*Do this:*
Reproduce each line bearing the word "image".
— Start of Given entries —
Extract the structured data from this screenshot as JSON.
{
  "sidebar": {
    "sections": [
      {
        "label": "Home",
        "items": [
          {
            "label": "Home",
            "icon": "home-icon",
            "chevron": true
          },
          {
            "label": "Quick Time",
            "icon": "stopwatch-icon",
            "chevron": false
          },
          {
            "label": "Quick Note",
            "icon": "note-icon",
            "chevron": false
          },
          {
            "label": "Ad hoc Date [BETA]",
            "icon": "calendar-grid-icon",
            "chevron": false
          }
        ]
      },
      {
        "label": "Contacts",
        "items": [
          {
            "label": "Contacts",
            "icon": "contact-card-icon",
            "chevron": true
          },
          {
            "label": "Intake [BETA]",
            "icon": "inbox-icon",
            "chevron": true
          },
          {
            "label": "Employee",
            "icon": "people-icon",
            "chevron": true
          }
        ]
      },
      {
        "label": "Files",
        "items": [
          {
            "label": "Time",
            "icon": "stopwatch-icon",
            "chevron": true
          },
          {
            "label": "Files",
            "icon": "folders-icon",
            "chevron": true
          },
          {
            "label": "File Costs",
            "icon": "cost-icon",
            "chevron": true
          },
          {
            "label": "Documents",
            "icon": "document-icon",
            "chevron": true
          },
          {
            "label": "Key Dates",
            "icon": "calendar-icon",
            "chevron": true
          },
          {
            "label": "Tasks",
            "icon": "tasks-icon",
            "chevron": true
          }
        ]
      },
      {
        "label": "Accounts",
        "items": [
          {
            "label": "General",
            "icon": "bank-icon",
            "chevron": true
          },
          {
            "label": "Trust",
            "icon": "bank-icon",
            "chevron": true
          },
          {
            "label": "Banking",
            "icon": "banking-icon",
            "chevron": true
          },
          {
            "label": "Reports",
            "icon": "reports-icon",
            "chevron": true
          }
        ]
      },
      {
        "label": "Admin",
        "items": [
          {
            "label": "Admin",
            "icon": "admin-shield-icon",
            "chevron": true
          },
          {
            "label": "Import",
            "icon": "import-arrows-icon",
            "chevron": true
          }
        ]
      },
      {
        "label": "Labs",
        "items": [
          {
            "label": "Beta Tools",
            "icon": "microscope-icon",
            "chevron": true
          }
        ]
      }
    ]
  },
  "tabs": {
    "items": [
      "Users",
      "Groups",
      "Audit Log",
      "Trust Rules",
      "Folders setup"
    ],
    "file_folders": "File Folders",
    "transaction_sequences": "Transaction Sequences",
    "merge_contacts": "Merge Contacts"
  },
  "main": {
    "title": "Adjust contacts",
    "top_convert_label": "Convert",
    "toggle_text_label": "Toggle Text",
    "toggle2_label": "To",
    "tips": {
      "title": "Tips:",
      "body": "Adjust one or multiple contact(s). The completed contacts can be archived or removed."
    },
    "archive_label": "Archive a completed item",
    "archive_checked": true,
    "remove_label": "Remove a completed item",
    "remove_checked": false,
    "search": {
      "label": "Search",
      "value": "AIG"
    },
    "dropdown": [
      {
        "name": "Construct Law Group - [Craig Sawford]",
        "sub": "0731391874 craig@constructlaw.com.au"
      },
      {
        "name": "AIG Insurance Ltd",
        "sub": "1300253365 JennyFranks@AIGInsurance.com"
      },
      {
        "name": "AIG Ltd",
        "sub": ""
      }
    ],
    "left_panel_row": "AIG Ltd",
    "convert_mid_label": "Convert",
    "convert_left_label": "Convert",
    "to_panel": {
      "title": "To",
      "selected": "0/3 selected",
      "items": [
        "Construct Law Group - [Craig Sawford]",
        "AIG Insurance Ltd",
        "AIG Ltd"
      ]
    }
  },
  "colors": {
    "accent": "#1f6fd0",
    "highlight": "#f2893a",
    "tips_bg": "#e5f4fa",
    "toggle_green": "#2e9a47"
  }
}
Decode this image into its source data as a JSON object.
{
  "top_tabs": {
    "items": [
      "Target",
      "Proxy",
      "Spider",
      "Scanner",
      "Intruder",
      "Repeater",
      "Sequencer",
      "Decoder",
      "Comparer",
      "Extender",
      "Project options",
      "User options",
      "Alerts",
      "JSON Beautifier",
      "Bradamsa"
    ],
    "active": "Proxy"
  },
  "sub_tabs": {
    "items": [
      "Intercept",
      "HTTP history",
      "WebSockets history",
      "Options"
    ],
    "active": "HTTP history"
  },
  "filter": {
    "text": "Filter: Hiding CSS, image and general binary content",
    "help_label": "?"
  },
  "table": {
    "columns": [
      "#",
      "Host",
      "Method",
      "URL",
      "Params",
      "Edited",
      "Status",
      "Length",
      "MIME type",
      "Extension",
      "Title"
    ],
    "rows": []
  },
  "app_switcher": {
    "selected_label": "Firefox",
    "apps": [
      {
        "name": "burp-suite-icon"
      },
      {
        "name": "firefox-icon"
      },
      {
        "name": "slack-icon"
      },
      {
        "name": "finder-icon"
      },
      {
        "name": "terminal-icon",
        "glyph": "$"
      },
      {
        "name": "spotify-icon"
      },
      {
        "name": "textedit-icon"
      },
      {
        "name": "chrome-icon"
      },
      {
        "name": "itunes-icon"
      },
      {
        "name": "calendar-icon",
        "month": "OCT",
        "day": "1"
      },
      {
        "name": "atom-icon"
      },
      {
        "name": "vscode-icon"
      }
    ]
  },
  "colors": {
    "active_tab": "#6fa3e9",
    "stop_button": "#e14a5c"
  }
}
— End of Given entries —
*Task output:*
Decode this image into its source data as a JSON object.
    "text": "Filter: Hiding CSS, image and general binary content",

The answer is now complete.